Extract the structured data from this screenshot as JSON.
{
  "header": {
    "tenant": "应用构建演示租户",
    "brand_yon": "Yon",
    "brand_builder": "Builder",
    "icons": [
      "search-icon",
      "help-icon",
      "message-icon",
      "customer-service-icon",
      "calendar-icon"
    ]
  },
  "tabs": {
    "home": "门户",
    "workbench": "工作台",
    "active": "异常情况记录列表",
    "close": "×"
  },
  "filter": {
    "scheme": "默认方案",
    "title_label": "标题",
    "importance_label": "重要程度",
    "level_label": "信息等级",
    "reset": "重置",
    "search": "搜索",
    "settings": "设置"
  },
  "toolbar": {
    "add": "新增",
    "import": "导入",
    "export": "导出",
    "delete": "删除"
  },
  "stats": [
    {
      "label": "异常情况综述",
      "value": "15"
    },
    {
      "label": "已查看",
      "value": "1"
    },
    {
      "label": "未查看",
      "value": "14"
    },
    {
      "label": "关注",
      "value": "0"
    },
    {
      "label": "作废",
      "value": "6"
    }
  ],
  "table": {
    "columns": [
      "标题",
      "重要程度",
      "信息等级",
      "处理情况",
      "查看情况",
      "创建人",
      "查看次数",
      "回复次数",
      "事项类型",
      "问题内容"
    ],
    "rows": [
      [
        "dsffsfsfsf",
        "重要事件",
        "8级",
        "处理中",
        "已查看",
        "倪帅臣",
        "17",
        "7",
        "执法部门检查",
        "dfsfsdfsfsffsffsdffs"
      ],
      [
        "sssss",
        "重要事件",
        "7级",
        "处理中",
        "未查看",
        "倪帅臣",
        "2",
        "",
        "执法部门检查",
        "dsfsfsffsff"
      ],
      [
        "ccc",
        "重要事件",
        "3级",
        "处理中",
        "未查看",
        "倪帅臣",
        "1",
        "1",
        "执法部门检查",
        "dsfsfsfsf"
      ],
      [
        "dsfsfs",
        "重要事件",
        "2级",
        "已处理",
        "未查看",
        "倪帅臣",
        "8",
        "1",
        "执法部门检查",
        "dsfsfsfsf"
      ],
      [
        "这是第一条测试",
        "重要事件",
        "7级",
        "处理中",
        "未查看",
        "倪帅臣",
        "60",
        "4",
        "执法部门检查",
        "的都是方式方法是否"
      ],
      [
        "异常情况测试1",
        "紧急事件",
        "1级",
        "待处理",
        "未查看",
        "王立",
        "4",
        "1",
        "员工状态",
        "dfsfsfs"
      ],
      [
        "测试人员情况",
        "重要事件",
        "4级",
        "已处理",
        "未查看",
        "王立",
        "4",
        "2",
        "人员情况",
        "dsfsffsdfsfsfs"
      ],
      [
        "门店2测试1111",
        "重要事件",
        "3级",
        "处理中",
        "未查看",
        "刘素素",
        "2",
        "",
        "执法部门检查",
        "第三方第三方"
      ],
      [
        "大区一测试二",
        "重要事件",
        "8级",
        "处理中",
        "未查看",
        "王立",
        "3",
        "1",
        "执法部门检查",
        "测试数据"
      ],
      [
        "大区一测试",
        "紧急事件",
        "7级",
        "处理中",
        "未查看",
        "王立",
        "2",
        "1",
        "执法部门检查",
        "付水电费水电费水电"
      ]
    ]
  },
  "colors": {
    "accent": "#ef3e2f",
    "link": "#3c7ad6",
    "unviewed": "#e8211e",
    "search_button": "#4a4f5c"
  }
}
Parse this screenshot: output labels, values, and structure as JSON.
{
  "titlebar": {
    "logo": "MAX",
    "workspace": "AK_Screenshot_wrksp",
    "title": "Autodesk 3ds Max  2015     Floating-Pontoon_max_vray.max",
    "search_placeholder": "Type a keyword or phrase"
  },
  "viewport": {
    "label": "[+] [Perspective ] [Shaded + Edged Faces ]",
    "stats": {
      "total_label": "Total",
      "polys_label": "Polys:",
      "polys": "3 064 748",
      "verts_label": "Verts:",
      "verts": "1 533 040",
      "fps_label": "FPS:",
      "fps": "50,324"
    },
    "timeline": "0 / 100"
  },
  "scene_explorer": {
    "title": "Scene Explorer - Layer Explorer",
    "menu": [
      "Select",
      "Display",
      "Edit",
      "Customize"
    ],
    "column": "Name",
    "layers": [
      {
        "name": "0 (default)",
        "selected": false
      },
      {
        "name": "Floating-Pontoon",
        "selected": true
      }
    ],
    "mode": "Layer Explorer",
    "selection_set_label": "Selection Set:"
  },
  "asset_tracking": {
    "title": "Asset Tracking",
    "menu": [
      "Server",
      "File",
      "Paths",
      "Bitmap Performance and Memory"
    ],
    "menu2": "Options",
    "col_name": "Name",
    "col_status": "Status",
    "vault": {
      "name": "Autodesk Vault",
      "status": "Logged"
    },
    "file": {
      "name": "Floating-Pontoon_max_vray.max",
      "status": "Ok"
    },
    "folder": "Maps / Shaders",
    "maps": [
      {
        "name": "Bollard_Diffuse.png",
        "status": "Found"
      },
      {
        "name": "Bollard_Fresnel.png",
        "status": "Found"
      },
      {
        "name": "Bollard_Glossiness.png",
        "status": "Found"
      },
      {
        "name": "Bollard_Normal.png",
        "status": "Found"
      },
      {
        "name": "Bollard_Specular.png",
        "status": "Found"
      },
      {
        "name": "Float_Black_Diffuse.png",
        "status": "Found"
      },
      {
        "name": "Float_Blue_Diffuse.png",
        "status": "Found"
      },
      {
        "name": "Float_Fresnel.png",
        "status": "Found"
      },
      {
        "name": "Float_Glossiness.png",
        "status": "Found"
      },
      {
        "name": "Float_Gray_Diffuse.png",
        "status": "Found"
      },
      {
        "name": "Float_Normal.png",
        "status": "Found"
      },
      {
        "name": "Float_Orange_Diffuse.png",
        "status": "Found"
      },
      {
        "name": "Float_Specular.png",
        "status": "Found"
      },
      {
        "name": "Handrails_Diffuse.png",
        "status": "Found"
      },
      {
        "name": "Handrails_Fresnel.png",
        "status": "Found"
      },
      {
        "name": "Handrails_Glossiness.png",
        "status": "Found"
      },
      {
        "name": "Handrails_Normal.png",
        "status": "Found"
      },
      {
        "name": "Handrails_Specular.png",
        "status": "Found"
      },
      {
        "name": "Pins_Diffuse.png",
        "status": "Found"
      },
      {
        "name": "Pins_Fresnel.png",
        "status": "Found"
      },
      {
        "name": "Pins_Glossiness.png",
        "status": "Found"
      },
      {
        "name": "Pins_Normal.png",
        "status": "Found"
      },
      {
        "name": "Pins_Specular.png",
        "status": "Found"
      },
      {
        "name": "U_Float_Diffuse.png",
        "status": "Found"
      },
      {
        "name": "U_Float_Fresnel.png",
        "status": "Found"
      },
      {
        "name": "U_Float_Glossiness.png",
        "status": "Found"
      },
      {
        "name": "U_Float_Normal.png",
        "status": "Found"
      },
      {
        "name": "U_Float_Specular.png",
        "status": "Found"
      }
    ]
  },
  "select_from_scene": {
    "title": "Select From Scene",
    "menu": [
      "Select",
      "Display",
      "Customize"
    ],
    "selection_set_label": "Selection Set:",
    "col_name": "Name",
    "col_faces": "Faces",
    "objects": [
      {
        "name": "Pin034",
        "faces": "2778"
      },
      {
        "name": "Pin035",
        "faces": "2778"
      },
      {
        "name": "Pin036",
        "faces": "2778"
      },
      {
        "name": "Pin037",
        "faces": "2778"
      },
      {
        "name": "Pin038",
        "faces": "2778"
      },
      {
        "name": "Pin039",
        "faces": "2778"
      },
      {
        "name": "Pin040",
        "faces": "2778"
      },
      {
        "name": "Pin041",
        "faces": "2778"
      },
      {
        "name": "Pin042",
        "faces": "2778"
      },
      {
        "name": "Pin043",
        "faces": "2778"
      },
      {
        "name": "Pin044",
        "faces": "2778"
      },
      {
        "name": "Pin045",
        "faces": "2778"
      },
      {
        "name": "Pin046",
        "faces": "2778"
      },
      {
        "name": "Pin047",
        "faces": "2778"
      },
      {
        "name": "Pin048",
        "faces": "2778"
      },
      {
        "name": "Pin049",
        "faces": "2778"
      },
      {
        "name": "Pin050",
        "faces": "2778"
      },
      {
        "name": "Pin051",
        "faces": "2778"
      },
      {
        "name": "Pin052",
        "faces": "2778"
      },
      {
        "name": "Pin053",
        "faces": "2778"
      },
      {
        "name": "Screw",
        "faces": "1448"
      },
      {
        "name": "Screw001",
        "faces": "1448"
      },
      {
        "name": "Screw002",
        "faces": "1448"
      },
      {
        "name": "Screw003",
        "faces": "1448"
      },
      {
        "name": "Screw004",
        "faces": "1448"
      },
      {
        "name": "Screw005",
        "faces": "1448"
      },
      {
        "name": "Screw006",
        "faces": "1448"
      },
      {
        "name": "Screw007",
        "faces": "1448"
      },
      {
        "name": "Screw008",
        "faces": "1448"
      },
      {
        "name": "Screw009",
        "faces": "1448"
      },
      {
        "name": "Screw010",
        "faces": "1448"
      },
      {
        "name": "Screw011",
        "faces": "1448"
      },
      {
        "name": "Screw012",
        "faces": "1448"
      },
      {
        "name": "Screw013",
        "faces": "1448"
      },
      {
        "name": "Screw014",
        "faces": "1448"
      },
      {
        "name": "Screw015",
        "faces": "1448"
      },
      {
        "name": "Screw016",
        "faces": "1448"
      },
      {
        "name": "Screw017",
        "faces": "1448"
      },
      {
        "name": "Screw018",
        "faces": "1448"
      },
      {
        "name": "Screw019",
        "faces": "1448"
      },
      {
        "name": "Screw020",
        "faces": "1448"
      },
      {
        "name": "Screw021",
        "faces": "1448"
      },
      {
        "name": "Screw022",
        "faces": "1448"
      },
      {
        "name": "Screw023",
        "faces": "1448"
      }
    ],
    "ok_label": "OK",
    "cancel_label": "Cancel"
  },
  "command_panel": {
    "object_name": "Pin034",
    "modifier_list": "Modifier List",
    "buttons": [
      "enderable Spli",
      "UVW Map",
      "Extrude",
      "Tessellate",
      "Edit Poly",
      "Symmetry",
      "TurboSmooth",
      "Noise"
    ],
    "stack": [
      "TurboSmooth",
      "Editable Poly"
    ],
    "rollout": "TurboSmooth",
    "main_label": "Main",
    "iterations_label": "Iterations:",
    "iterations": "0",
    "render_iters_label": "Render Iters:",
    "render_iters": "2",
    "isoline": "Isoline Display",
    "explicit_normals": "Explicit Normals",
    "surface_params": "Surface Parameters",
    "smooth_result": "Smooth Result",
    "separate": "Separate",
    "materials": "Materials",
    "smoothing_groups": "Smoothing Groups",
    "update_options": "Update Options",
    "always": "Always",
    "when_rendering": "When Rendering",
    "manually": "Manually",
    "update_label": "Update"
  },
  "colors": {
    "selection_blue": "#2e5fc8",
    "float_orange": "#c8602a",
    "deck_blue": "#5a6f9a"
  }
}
= = = = = = =
** WRITTEN REQUEST **
Find the lines above that contain the word "Options" and collect them.

** RESULT FOR THIS TASK **
    "menu2": "Options",
    "update_options": "Update Options",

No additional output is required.